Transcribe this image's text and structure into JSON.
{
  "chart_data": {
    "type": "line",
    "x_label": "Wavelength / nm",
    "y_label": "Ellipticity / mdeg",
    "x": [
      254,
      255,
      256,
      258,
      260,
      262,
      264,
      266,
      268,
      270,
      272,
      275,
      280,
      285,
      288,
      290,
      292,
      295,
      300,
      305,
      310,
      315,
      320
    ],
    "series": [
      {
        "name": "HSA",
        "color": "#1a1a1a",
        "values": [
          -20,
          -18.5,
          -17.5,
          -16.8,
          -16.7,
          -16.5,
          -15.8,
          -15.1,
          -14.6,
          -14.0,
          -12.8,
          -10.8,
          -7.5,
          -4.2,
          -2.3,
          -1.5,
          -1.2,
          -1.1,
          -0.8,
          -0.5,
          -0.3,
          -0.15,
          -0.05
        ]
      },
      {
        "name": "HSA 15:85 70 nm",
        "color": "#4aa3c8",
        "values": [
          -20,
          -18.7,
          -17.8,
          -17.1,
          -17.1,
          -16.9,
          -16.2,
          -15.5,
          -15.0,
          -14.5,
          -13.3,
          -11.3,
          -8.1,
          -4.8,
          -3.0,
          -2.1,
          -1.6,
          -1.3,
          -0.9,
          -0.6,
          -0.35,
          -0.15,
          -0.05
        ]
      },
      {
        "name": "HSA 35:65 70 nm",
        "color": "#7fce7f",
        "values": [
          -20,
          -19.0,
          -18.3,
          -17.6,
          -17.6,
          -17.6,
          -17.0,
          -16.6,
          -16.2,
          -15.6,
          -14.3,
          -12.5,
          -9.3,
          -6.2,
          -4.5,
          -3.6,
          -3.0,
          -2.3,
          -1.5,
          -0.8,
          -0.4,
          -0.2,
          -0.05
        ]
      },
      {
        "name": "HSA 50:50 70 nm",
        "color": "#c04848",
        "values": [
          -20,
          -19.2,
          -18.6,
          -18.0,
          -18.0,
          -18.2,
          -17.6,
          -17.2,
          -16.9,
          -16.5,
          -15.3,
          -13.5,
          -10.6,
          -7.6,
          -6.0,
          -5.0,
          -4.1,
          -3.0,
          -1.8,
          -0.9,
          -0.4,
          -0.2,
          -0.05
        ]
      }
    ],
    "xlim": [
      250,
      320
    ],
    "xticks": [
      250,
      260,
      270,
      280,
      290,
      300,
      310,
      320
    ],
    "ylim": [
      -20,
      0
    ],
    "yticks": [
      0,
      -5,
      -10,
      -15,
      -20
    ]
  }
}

※ ※ ※

TO DO: Output the full listing exactly as it stands.

EXPECTED ANSWER:
Transcribe this image's text and structure into JSON.
{
  "chart_data": {
    "type": "line",
    "x_label": "Wavelength / nm",
    "y_label": "Ellipticity / mdeg",
    "x": [
      254,
      255,
      256,
      258,
      260,
      262,
      264,
      266,
      268,
      270,
      272,
      275,
      280,
      285,
      288,
      290,
      292,
      295,
      300,
      305,
      310,
      315,
      320
    ],
    "series": [
      {
        "name": "HSA",
        "color": "#1a1a1a",
        "values": [
          -20,
          -18.5,
          -17.5,
          -16.8,
          -16.7,
          -16.5,
          -15.8,
          -15.1,
          -14.6,
          -14.0,
          -12.8,
          -10.8,
          -7.5,
          -4.2,
          -2.3,
          -1.5,
          -1.2,
          -1.1,
          -0.8,
          -0.5,
          -0.3,
          -0.15,
          -0.05
        ]
      },
      {
        "name": "HSA 15:85 70 nm",
        "color": "#4aa3c8",
        "values": [
          -20,
          -18.7,
          -17.8,
          -17.1,
          -17.1,
          -16.9,
          -16.2,
          -15.5,
          -15.0,
          -14.5,
          -13.3,
          -11.3,
          -8.1,
          -4.8,
          -3.0,
          -2.1,
          -1.6,
          -1.3,
          -0.9,
          -0.6,
          -0.35,
          -0.15,
          -0.05
        ]
      },
      {
        "name": "HSA 35:65 70 nm",
        "color": "#7fce7f",
        "values": [
          -20,
          -19.0,
          -18.3,
          -17.6,
          -17.6,
          -17.6,
          -17.0,
          -16.6,
          -16.2,
          -15.6,
          -14.3,
          -12.5,
          -9.3,
          -6.2,
          -4.5,
          -3.6,
          -3.0,
          -2.3,
          -1.5,
          -0.8,
          -0.4,
          -0.2,
          -0.05
        ]
      },
      {
        "name": "HSA 50:50 70 nm",
        "color": "#c04848",
        "values": [
          -20,
          -19.2,
          -18.6,
          -18.0,
          -18.0,
          -18.2,
          -17.6,
          -17.2,
          -16.9,
          -16.5,
          -15.3,
          -13.5,
          -10.6,
          -7.6,
          -6.0,
          -5.0,
          -4.1,
          -3.0,
          -1.8,
          -0.9,
          -0.4,
          -0.2,
          -0.05
        ]
      }
    ],
    "xlim": [
      250,
      320
    ],
    "xticks": [
      250,
      260,
      270,
      280,
      290,
      300,
      310,
      320
    ],
    "ylim": [
      -20,
      0
    ],
    "yticks": [
      0,
      -5,
      -10,
      -15,
      -20
    ]
  }
}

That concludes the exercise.